EXTRAIT DU TEXTE:

Sermon du premier dimanche de Carême de Mgr Bossuet au couvent des Minimes, extrait de la troisième et dernière partie expliquant que les démons sont déjà rompus et défaits :

 » ChartresIl semble que je sois ici obligé de me contredire moi-même, et de détruire en cette dernière partie ce que j’ai établi dans les deux autres. Car après vous avoir fait voir que notre ennemi est fort et terrible, il faut maintenant vous dire au contraire qu’il est faible et facile à vaincre. Comment concilier ces deux choses, si ce n’est en vous disant, chrétiens, qu’il est fort contre les lâches et les timides, mais très-faible et impuissant pour les courageux ? En effet, nous voyons, dans les saintes Lettres, qu’il nous y est représenté tantôt fort, tantôt faible, tantôt fier et tantôt tremblant ; et il n’y eut jamais une bête plus monstrueuse.

C’est un lion rugissant qui se rue sur nous ; c’est un serpent qui rampe par terre, et il n’est rien de plus aisé que d’en éviter les approches. « Il tourne autour de vous pour vous dévorer ; » voilà qui est terrible : Circuit quaerens [quem devoret (1)]. « Mais résistez-lui seulement, et il se mettra en fuite : » Resistite diabolo, et fugiet a vobis (2). Ecoutez comme il parle à notre Sauveur; c’est une remarque de saint Basile de Séleucie : Quid mihi et tibi est, Jesu, Fili Dei Altissimi (3) ? « Qu’y a-t-il entre toi et moi, Jésus Fils de Dieu ? » Voilà un serviteur qui parle bien insolemment à son maître (4) ; mais il ne soutiendra pas longtemps sa fierté. « Et je te prie, dit-il, ne me tourmente pas : » Obsecro te, ne me torqueas. Venisti ante tempus torquere nos (5). Voyez comme il tremble sous les coups de fouet. Que si j’avais assez de loisir pour repasser sur toutes les choses qui nous l’ont fait paraître terrible, il me serait aisé de vous y montrer des marques visibles de faiblesse.

LIGNES:
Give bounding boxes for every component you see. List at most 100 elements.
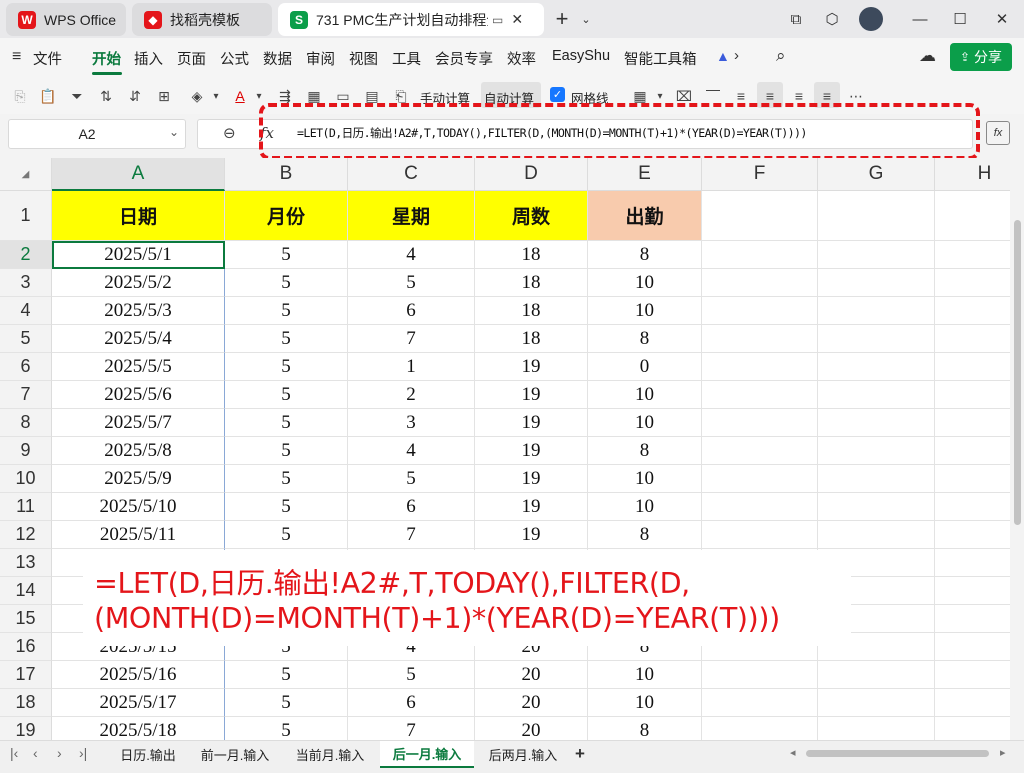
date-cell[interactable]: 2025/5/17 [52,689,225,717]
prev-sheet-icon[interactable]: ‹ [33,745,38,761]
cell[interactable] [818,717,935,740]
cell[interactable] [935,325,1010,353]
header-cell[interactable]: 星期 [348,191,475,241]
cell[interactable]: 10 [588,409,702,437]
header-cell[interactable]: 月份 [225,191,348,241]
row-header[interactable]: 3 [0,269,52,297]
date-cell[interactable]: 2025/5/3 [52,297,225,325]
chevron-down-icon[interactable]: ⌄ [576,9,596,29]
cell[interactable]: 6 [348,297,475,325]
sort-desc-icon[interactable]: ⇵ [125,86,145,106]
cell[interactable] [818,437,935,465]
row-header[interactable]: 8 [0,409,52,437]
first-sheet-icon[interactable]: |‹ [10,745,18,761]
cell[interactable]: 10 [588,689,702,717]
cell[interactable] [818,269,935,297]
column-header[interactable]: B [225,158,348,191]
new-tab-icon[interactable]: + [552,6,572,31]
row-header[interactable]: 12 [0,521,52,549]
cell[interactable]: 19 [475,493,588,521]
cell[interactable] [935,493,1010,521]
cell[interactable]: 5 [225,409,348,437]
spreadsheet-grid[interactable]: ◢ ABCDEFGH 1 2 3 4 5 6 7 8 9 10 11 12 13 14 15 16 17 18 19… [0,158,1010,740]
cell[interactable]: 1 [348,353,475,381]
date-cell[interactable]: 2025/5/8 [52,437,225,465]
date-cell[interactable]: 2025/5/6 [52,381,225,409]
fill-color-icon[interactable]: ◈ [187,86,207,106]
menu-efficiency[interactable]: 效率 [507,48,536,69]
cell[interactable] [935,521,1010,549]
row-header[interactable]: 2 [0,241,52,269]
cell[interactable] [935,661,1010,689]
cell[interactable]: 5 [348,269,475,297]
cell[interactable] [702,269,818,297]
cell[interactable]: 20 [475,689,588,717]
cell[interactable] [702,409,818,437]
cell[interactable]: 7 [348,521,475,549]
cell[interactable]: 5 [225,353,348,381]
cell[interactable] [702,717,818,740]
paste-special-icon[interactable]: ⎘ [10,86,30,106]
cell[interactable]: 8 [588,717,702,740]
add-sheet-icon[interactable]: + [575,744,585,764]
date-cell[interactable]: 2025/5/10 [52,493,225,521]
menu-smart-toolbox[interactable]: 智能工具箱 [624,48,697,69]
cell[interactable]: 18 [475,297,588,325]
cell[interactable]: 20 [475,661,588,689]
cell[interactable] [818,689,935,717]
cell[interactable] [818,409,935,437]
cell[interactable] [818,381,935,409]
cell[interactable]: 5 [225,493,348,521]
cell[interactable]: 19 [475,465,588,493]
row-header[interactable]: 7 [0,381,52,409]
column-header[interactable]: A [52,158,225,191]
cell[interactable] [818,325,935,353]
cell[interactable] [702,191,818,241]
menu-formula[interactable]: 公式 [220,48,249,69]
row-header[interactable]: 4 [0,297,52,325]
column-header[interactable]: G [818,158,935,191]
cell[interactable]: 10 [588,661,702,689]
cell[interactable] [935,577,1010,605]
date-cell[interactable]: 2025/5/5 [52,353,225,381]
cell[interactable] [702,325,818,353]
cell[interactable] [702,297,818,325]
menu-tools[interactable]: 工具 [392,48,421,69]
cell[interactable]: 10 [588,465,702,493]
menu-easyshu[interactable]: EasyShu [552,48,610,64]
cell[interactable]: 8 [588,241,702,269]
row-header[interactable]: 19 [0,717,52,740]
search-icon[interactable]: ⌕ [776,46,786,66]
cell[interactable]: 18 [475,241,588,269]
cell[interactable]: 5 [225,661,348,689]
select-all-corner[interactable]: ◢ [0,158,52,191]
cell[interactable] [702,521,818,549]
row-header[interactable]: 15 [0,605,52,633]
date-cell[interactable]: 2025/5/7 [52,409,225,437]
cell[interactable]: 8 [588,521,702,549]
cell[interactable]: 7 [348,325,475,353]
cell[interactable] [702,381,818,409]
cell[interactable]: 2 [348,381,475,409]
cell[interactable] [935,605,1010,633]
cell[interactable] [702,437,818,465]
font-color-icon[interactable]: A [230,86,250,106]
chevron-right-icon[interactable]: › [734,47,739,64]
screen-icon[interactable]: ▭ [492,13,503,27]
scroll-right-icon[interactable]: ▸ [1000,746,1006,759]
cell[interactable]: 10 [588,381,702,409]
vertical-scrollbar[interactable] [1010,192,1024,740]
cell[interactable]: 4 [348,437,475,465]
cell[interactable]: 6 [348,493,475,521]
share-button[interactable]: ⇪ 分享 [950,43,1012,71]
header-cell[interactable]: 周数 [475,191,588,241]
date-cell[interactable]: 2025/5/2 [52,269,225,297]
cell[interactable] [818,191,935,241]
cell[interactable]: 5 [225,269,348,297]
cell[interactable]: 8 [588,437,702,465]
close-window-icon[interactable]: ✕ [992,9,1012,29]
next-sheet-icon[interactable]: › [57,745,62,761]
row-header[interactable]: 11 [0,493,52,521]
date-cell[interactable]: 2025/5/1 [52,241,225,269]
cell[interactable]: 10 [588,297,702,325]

CONSIGNE A:
D'après le sermon, de qui vient la remarque sur la façon dont le démon parle à notre Sauveur ?
CONSIGNE B:
Dans les enregistrements, remplace "row-header" par "row-label" dans les lignes qui commencent à celle contenant "date-cell[interactable]: 2025/5/17 [52,689,225,717]" et finissent à celle contenant "cell[interactable]: 5 [348,269,475,297]". Ne recopie que ces lignes.

RÉSULTAT A:
De saint Basile de Séleucie.

RÉSULTAT B:
date-cell[interactable]: 2025/5/17 [52,689,225,717]
prev-sheet-icon[interactable]: ‹ [33,745,38,761]
cell[interactable] [818,717,935,740]
cell[interactable] [935,325,1010,353]
header-cell[interactable]: 星期 [348,191,475,241]
cell[interactable]: 10 [588,409,702,437]
header-cell[interactable]: 月份 [225,191,348,241]
row-label[interactable]: 3 [0,269,52,297]
date-cell[interactable]: 2025/5/3 [52,297,225,325]
chevron-down-icon[interactable]: ⌄ [576,9,596,29]
cell[interactable]: 6 [348,297,475,325]
sort-desc-icon[interactable]: ⇵ [125,86,145,106]
cell[interactable] [818,437,935,465]
row-label[interactable]: 8 [0,409,52,437]
first-sheet-icon[interactable]: |‹ [10,745,18,761]
cell[interactable]: 10 [588,689,702,717]
cell[interactable] [818,269,935,297]
column-header[interactable]: B [225,158,348,191]
new-tab-icon[interactable]: + [552,6,572,31]
row-label[interactable]: 12 [0,521,52,549]
cell[interactable]: 19 [475,493,588,521]
cell[interactable] [935,493,1010,521]
cell[interactable]: 5 [225,409,348,437]
spreadsheet-grid[interactable]: ◢ ABCDEFGH 1 2 3 4 5 6 7 8 9 10 11 12 13 14 15 16 17 18 19… [0,158,1010,740]
cell[interactable]: 1 [348,353,475,381]
date-cell[interactable]: 2025/5/8 [52,437,225,465]
date-cell[interactable]: 2025/5/6 [52,381,225,409]
fill-color-icon[interactable]: ◈ [187,86,207,106]
menu-efficiency[interactable]: 效率 [507,48,536,69]
cell[interactable] [935,521,1010,549]
row-label[interactable]: 2 [0,241,52,269]
cell[interactable] [935,661,1010,689]
cell[interactable]: 5 [348,269,475,297]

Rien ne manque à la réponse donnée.